Can you rewrite the records below, replacing "components" with "parts" and leaving everything else unchanged?
--- start DATA EXCERPTS ---
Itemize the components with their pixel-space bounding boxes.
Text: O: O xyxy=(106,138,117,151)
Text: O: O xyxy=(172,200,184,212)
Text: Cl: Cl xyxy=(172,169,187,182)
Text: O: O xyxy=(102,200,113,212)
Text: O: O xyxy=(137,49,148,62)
--- end DATA EXCERPTS ---
§ SOLUTION TO THIS EXERCISE
Itemize the parts with their pixel-space bounding boxes.
Text: O: O xyxy=(106,138,117,151)
Text: O: O xyxy=(172,200,184,212)
Text: Cl: Cl xyxy=(172,169,187,182)
Text: O: O xyxy=(102,200,113,212)
Text: O: O xyxy=(137,49,148,62)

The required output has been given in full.